TASK:
Restate each of the lines below word for word and drop every picture.
------ DATA SHOWN
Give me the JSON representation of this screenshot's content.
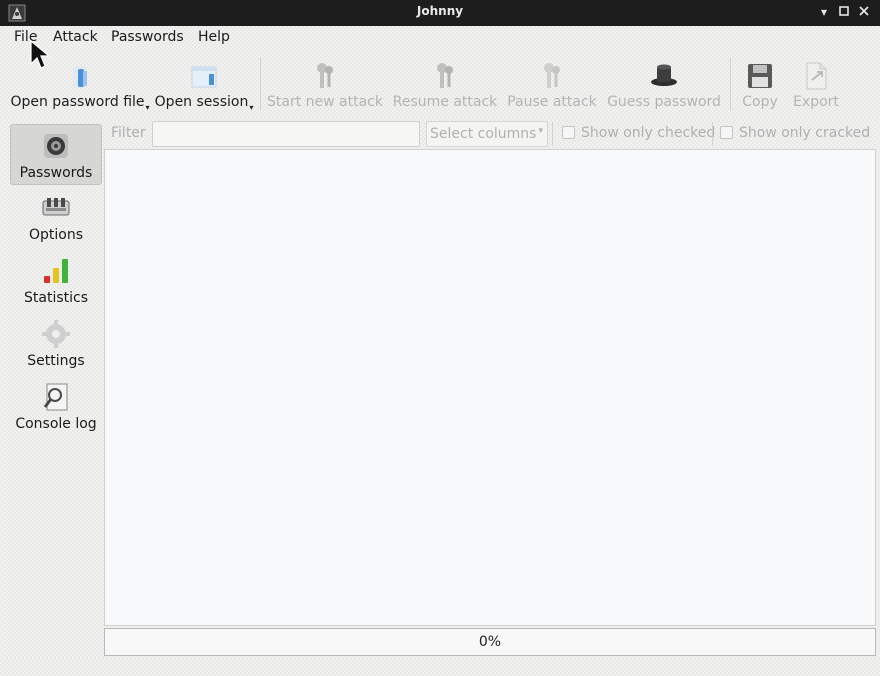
{
  "window": {
    "title": "Johnny"
  },
  "menu": [
    "File",
    "Attack",
    "Passwords",
    "Help"
  ],
  "toolbar": {
    "open_password_file": "Open password file",
    "open_session": "Open session",
    "start_new_attack": "Start new attack",
    "resume_attack": "Resume attack",
    "pause_attack": "Pause attack",
    "guess_password": "Guess password",
    "copy": "Copy",
    "export": "Export"
  },
  "nav": {
    "passwords": "Passwords",
    "options": "Options",
    "statistics": "Statistics",
    "settings": "Settings",
    "console_log": "Console log"
  },
  "filter": {
    "label": "Filter",
    "value": "",
    "select_columns": "Select columns",
    "show_only_checked": "Show only checked",
    "show_only_cracked": "Show only cracked"
  },
  "progress": {
    "value": 0,
    "text": "0%"
  },
  "colors": {
    "titlebar": "#1d1d1d",
    "accent_blue": "#4a90d9",
    "stat_red": "#d9302a",
    "stat_yellow": "#e8c21e",
    "stat_green": "#3fb33a"
  },
  "icons": {
    "app": "john-logo-icon",
    "open_file": "folder-open-icon",
    "open_session": "window-icon",
    "start": "keys-icon",
    "resume": "keys-icon",
    "pause": "keys-icon",
    "guess": "top-hat-icon",
    "copy": "floppy-disk-icon",
    "export": "export-document-icon",
    "passwords": "safe-dial-icon",
    "options": "sliders-icon",
    "statistics": "bar-signal-icon",
    "settings": "gear-icon",
    "console": "magnifier-log-icon"
  }
}
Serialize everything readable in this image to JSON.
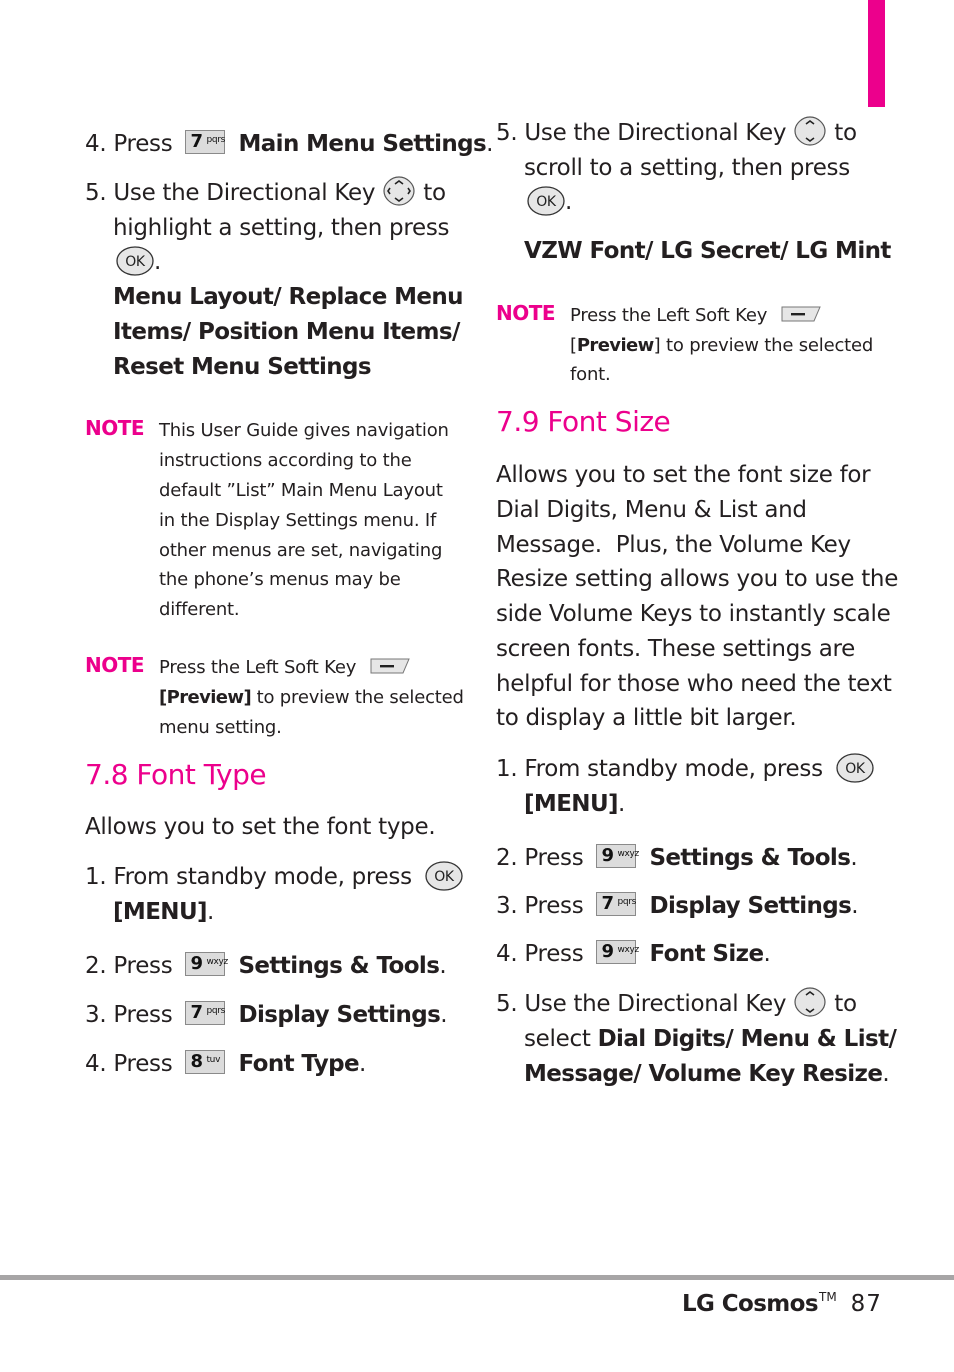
{
  "document": {
    "accent_color": "#ec008c",
    "rule_color": "#a7a5a6",
    "left_column": {
      "step4": {
        "num": "4.",
        "prefix": "Press",
        "key_num": "7",
        "key_letters": "pqrs",
        "target": "Main Menu Settings",
        "end": "."
      },
      "step5": {
        "line1_a": "5. Use the Directional Key",
        "line1_b": "to",
        "line2": "highlight a setting, then press",
        "line3_end": ".",
        "options": [
          "Menu Layout/ Replace Menu",
          "Items/ Position Menu Items/",
          "Reset Menu Settings"
        ]
      },
      "note1": {
        "label": "NOTE",
        "lines": [
          "This User Guide gives navigation",
          "instructions according to the",
          "default ”List” Main Menu Layout",
          "in the Display Settings menu. If",
          "other menus are set, navigating",
          "the phone’s menus may be",
          "different."
        ]
      },
      "note2": {
        "label": "NOTE",
        "line1": "Press the Left Soft Key",
        "line2_bold": "[Preview]",
        "line2_rest": "to preview the selected",
        "line3": "menu setting."
      },
      "section_font_type": {
        "heading": "7.8 Font Type",
        "intro": "Allows you to set the font type.",
        "step1_line1": "1. From standby mode, press",
        "step1_line2_bold": "[MENU]",
        "step1_line2_end": ".",
        "steps": [
          {
            "num": "2.",
            "prefix": "Press",
            "key_num": "9",
            "key_letters": "wxyz",
            "target": "Settings & Tools",
            "end": "."
          },
          {
            "num": "3.",
            "prefix": "Press",
            "key_num": "7",
            "key_letters": "pqrs",
            "target": "Display Settings",
            "end": "."
          },
          {
            "num": "4.",
            "prefix": "Press",
            "key_num": "8",
            "key_letters": "tuv",
            "target": "Font Type",
            "end": "."
          }
        ]
      }
    },
    "right_column": {
      "step5": {
        "line1_a": "5. Use the Directional Key",
        "line1_b": "to",
        "line2": "scroll to a setting, then press",
        "line3_end": ".",
        "options": "VZW Font/ LG Secret/ LG Mint"
      },
      "note": {
        "label": "NOTE",
        "line1": "Press the Left Soft Key",
        "line2_open": "[",
        "line2_bold": "Preview",
        "line2_close": "]",
        "line2_rest": "to preview the selected",
        "line3": "font."
      },
      "section_font_size": {
        "heading": "7.9 Font Size",
        "intro_lines": [
          "Allows you to set the font size for",
          "Dial Digits, Menu & List and",
          "Message.  Plus, the Volume Key",
          "Resize setting allows you to use the",
          "side Volume Keys to instantly scale",
          "screen fonts. These settings are",
          "helpful for those who need the text",
          "to display a little bit larger."
        ],
        "step1_line1": "1. From standby mode, press",
        "step1_line2_bold": "[MENU]",
        "step1_line2_end": ".",
        "steps": [
          {
            "num": "2.",
            "prefix": "Press",
            "key_num": "9",
            "key_letters": "wxyz",
            "target": "Settings & Tools",
            "end": "."
          },
          {
            "num": "3.",
            "prefix": "Press",
            "key_num": "7",
            "key_letters": "pqrs",
            "target": "Display Settings",
            "end": "."
          },
          {
            "num": "4.",
            "prefix": "Press",
            "key_num": "9",
            "key_letters": "wxyz",
            "target": "Font Size",
            "end": "."
          }
        ],
        "step5_line1_a": "5. Use the Directional Key",
        "step5_line1_b": "to",
        "step5_line2_plain": "select",
        "step5_line2_bold": "Dial Digits/ Menu & List/",
        "step5_line3_bold": "Message/ Volume Key Resize",
        "step5_line3_end": "."
      }
    },
    "footer": {
      "brand": "LG Cosmos",
      "trademark": "TM",
      "page_number": "87"
    },
    "icons": {
      "ok_key": "OK",
      "ok_key_name": "ok-key-icon",
      "dir_key_4way_name": "directional-key-4way-icon",
      "dir_key_updown_name": "directional-key-updown-icon",
      "soft_key_name": "left-soft-key-icon"
    }
  }
}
------------
RESPONSE FOR THIS EXERCISE:
Give me the JSON representation of this screenshot's content.
{
  "window": {
    "title": "Johnny"
  },
  "menu": [
    "File",
    "Attack",
    "Passwords",
    "Help"
  ],
  "toolbar": {
    "open_password_file": "Open password file",
    "open_session": "Open session",
    "start_new_attack": "Start new attack",
    "resume_attack": "Resume attack",
    "pause_attack": "Pause attack",
    "guess_password": "Guess password",
    "copy": "Copy",
    "export": "Export"
  },
  "nav": {
    "passwords": "Passwords",
    "options": "Options",
    "statistics": "Statistics",
    "settings": "Settings",
    "console_log": "Console log"
  },
  "filter": {
    "label": "Filter",
    "value": "",
    "select_columns": "Select columns",
    "show_only_checked": "Show only checked",
    "show_only_cracked": "Show only cracked"
  },
  "progress": {
    "value": 0,
    "text": "0%"
  },
  "colors": {
    "titlebar": "#1d1d1d",
    "accent_blue": "#4a90d9",
    "stat_red": "#d9302a",
    "stat_yellow": "#e8c21e",
    "stat_green": "#3fb33a"
  },
  "icons": {
    "app": "john-logo-icon",
    "open_file": "folder-open-icon",
    "open_session": "window-icon",
    "start": "keys-icon",
    "resume": "keys-icon",
    "pause": "keys-icon",
    "guess": "top-hat-icon",
    "copy": "floppy-disk-icon",
    "export": "export-document-icon",
    "passwords": "safe-dial-icon",
    "options": "sliders-icon",
    "statistics": "bar-signal-icon",
    "settings": "gear-icon",
    "console": "magnifier-log-icon"
  }
}
Serialize everything readable in this image to JSON.
{
  "document": {
    "accent_color": "#ec008c",
    "rule_color": "#a7a5a6",
    "left_column": {
      "step4": {
        "num": "4.",
        "prefix": "Press",
        "key_num": "7",
        "key_letters": "pqrs",
        "target": "Main Menu Settings",
        "end": "."
      },
      "step5": {
        "line1_a": "5. Use the Directional Key",
        "line1_b": "to",
        "line2": "highlight a setting, then press",
        "line3_end": ".",
        "options": [
          "Menu Layout/ Replace Menu",
          "Items/ Position Menu Items/",
          "Reset Menu Settings"
        ]
      },
      "note1": {
        "label": "NOTE",
        "lines": [
          "This User Guide gives navigation",
          "instructions according to the",
          "default ”List” Main Menu Layout",
          "in the Display Settings menu. If",
          "other menus are set, navigating",
          "the phone’s menus may be",
          "different."
        ]
      },
      "note2": {
        "label": "NOTE",
        "line1": "Press the Left Soft Key",
        "line2_bold": "[Preview]",
        "line2_rest": "to preview the selected",
        "line3": "menu setting."
      },
      "section_font_type": {
        "heading": "7.8 Font Type",
        "intro": "Allows you to set the font type.",
        "step1_line1": "1. From standby mode, press",
        "step1_line2_bold": "[MENU]",
        "step1_line2_end": ".",
        "steps": [
          {
            "num": "2.",
            "prefix": "Press",
            "key_num": "9",
            "key_letters": "wxyz",
            "target": "Settings & Tools",
            "end": "."
          },
          {
            "num": "3.",
            "prefix": "Press",
            "key_num": "7",
            "key_letters": "pqrs",
            "target": "Display Settings",
            "end": "."
          },
          {
            "num": "4.",
            "prefix": "Press",
            "key_num": "8",
            "key_letters": "tuv",
            "target": "Font Type",
            "end": "."
          }
        ]
      }
    },
    "right_column": {
      "step5": {
        "line1_a": "5. Use the Directional Key",
        "line1_b": "to",
        "line2": "scroll to a setting, then press",
        "line3_end": ".",
        "options": "VZW Font/ LG Secret/ LG Mint"
      },
      "note": {
        "label": "NOTE",
        "line1": "Press the Left Soft Key",
        "line2_open": "[",
        "line2_bold": "Preview",
        "line2_close": "]",
        "line2_rest": "to preview the selected",
        "line3": "font."
      },
      "section_font_size": {
        "heading": "7.9 Font Size",
        "intro_lines": [
          "Allows you to set the font size for",
          "Dial Digits, Menu & List and",
          "Message.  Plus, the Volume Key",
          "Resize setting allows you to use the",
          "side Volume Keys to instantly scale",
          "screen fonts. These settings are",
          "helpful for those who need the text",
          "to display a little bit larger."
        ],
        "step1_line1": "1. From standby mode, press",
        "step1_line2_bold": "[MENU]",
        "step1_line2_end": ".",
        "steps": [
          {
            "num": "2.",
            "prefix": "Press",
            "key_num": "9",
            "key_letters": "wxyz",
            "target": "Settings & Tools",
            "end": "."
          },
          {
            "num": "3.",
            "prefix": "Press",
            "key_num": "7",
            "key_letters": "pqrs",
            "target": "Display Settings",
            "end": "."
          },
          {
            "num": "4.",
            "prefix": "Press",
            "key_num": "9",
            "key_letters": "wxyz",
            "target": "Font Size",
            "end": "."
          }
        ],
        "step5_line1_a": "5. Use the Directional Key",
        "step5_line1_b": "to",
        "step5_line2_plain": "select",
        "step5_line2_bold": "Dial Digits/ Menu & List/",
        "step5_line3_bold": "Message/ Volume Key Resize",
        "step5_line3_end": "."
      }
    },
    "footer": {
      "brand": "LG Cosmos",
      "trademark": "TM",
      "page_number": "87"
    },
    "icons": {
      "ok_key": "OK",
      "ok_key_name": "ok-key-icon",
      "dir_key_4way_name": "directional-key-4way-icon",
      "dir_key_updown_name": "directional-key-updown-icon",
      "soft_key_name": "left-soft-key-icon"
    }
  }
}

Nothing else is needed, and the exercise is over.